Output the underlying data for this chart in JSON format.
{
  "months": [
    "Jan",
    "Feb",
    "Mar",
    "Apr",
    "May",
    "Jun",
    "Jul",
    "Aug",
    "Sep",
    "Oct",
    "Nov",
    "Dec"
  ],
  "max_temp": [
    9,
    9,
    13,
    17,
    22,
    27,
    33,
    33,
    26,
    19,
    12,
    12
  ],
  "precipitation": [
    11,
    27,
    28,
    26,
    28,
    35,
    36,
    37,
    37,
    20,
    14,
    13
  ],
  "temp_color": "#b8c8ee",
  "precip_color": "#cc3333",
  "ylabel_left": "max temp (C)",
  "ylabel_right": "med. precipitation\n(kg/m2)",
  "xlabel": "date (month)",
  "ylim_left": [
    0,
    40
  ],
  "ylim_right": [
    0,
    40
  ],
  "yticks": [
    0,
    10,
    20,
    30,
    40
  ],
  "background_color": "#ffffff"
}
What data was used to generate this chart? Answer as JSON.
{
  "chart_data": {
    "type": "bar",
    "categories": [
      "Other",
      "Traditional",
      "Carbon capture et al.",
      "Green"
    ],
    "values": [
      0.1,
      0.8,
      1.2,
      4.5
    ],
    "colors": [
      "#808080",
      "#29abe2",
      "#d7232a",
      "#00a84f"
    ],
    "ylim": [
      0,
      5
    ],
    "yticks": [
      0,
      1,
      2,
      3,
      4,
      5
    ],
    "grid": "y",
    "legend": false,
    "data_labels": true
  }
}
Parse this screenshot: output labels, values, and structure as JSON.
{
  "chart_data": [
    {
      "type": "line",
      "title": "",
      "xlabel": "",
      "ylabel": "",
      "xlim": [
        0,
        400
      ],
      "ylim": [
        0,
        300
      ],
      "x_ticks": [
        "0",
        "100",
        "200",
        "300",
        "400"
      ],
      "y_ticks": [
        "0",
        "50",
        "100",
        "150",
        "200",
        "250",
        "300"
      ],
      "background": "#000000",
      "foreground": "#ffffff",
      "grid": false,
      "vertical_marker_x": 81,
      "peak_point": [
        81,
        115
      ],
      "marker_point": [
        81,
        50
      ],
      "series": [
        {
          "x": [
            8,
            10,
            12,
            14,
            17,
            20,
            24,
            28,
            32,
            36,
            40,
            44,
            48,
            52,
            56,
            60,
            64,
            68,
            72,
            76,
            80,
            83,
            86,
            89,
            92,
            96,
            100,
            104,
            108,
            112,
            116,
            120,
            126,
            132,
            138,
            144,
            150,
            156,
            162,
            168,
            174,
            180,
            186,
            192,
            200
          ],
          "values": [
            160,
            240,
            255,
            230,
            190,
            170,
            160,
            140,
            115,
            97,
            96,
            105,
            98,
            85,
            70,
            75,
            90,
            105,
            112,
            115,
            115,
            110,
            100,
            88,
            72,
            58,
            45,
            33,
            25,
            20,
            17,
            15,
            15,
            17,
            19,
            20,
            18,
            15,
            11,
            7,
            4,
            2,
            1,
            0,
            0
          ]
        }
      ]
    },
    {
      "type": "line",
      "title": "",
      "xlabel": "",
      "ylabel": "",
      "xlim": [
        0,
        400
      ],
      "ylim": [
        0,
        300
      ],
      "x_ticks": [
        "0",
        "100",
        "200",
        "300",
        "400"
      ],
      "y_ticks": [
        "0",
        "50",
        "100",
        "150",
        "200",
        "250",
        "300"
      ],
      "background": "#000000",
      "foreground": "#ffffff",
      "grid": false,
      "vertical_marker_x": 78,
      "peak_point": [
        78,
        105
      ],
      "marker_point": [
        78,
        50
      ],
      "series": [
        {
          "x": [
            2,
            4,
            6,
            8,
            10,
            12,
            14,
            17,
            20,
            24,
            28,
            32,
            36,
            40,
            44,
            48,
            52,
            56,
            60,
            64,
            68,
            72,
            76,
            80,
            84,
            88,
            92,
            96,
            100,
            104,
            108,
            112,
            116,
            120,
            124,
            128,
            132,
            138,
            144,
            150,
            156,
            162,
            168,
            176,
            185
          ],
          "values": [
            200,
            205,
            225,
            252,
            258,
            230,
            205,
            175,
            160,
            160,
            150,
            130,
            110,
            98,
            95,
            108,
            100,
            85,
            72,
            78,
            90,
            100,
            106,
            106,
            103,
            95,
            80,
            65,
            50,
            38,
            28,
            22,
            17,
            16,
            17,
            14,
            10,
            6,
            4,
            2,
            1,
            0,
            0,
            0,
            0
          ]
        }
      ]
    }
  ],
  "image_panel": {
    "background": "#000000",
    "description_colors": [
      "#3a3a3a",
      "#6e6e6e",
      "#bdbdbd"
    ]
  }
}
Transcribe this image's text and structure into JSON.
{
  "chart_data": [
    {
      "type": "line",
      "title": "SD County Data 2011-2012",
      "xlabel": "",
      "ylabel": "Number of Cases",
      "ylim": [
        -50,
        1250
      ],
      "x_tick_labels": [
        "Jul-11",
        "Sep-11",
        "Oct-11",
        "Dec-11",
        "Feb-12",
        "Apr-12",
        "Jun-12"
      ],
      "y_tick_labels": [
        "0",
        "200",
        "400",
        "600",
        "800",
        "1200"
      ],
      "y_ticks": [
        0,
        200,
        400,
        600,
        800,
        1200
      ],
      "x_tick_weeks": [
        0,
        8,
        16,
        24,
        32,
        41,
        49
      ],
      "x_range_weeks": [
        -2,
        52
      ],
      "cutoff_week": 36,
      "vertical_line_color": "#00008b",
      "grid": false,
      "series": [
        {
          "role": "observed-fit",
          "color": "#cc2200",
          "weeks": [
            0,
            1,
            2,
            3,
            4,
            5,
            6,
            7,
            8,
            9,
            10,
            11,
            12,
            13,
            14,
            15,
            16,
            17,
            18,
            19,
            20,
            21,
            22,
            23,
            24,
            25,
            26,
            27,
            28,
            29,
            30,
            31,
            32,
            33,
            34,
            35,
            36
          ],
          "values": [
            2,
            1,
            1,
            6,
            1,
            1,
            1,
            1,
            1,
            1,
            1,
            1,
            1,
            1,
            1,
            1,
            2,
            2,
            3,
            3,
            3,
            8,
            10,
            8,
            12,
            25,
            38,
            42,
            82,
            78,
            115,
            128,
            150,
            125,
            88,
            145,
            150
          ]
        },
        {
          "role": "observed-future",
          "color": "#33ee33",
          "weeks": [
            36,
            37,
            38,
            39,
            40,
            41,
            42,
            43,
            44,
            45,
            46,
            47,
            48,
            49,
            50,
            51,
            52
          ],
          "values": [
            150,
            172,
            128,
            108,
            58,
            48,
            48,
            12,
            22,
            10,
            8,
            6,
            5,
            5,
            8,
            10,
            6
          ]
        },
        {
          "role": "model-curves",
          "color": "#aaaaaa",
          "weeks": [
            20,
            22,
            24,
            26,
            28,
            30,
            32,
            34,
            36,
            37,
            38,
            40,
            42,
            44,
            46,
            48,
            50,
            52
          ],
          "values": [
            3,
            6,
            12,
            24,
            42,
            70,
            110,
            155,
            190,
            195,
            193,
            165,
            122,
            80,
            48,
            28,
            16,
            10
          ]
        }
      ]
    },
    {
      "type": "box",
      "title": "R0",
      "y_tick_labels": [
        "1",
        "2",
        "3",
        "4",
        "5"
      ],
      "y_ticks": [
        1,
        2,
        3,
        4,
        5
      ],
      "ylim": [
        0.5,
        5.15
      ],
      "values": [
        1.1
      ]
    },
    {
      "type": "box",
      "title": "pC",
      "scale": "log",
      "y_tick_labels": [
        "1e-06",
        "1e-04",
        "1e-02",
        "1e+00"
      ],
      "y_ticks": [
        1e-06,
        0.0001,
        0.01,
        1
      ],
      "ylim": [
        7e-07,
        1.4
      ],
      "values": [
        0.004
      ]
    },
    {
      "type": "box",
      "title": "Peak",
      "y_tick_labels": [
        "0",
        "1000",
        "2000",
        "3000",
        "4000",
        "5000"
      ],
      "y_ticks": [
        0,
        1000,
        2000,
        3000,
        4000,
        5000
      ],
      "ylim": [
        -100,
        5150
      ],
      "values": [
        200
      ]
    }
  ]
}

## What you will do
In the entries above, find each line with the string "this" and copy it.

## Task response
Output the underlying data for this chart in JSON format.
What data was used to generate this chart? Answer as JSON.
Parse this screenshot: output labels, values, and structure as JSON.
Transcribe this image's text and structure into JSON.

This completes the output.